Output the stretch of items from the start through the line containing "The floor frame 15 is at (539, 652)." as a JSON list of strings, one string per line, with blank lines omitted. Leave the pictures out.
──────── DATA FOR THE TASK
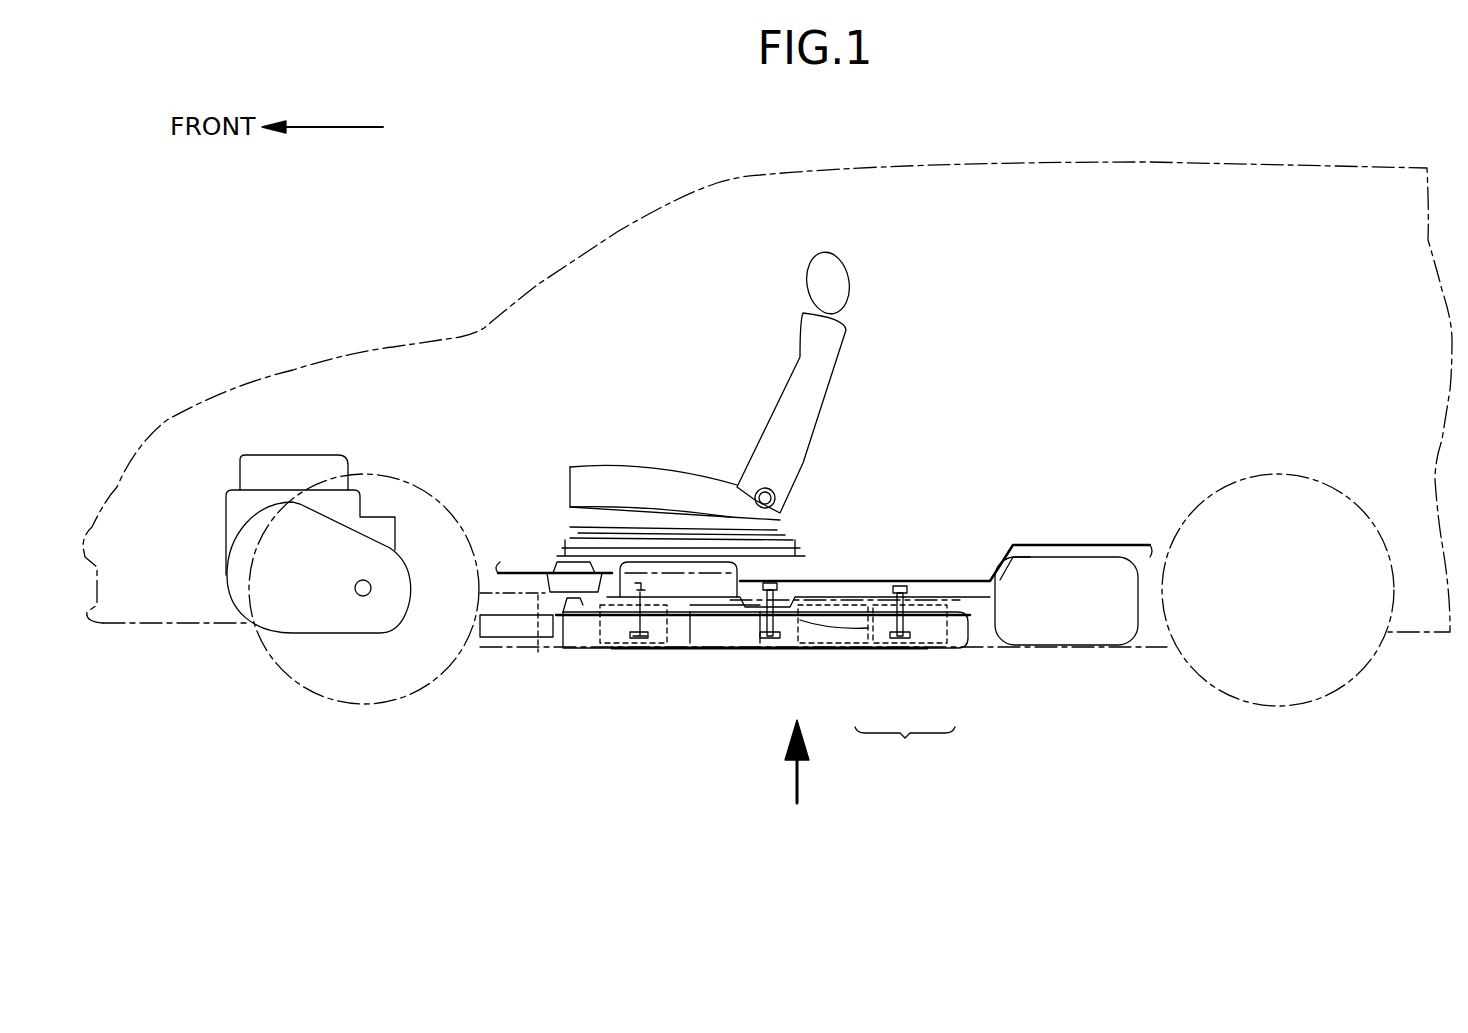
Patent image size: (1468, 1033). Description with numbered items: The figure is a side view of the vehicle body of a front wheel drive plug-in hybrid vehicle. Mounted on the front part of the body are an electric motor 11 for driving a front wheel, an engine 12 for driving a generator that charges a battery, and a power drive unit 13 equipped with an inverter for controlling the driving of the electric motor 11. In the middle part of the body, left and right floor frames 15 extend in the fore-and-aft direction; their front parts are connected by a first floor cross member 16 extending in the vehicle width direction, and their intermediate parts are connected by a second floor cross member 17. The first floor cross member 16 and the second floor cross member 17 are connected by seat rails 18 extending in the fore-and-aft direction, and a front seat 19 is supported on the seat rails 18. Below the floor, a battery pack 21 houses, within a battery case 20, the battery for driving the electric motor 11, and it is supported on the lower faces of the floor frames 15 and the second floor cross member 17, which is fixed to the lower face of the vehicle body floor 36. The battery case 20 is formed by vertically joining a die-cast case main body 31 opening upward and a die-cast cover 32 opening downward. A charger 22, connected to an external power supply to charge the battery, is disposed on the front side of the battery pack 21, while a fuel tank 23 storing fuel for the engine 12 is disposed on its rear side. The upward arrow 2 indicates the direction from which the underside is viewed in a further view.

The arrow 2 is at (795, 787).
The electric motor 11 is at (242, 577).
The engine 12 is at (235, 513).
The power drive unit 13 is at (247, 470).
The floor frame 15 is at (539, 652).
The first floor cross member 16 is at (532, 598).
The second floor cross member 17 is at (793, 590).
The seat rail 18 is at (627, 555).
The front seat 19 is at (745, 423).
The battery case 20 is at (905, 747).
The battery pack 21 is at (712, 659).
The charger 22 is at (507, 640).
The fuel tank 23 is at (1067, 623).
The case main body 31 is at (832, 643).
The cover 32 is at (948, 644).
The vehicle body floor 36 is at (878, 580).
────────────────
TASK RESULT →
[
  "Patent image size: (1468, 1033). Description with numbered items: The figure is a side view of the vehicle body of a front wheel drive plug-in hybrid vehicle. Mounted on the front part of the body are an electric motor 11 for driving a front wheel, an engine 12 for driving a generator that charges a battery, and a power drive unit 13 equipped with an inverter for controlling the driving of the electric motor 11. In the middle part of the body, left and right floor frames 15 extend in the fore-and-aft direction; their front parts are connected by a first floor cross member 16 extending in the vehicle width direction, and their intermediate parts are connected by a second floor cross member 17. The first floor cross member 16 and the second floor cross member 17 are connected by seat rails 18 extending in the fore-and-aft direction, and a front seat 19 is supported on the seat rails 18. Below the floor, a battery pack 21 houses, within a battery case 20, the battery for driving the electric motor 11, and it is supported on the lower faces of the floor frames 15 and the second floor cross member 17, which is fixed to the lower face of the vehicle body floor 36. The battery case 20 is formed by vertically joining a die-cast case main body 31 opening upward and a die-cast cover 32 opening downward. A charger 22, connected to an external power supply to charge the battery, is disposed on the front side of the battery pack 21, while a fuel tank 23 storing fuel for the engine 12 is disposed on its rear side. The upward arrow 2 indicates the direction from which the underside is viewed in a further view.",
  "The arrow 2 is at (795, 787).",
  "The electric motor 11 is at (242, 577).",
  "The engine 12 is at (235, 513).",
  "The power drive unit 13 is at (247, 470).",
  "The floor frame 15 is at (539, 652)."
]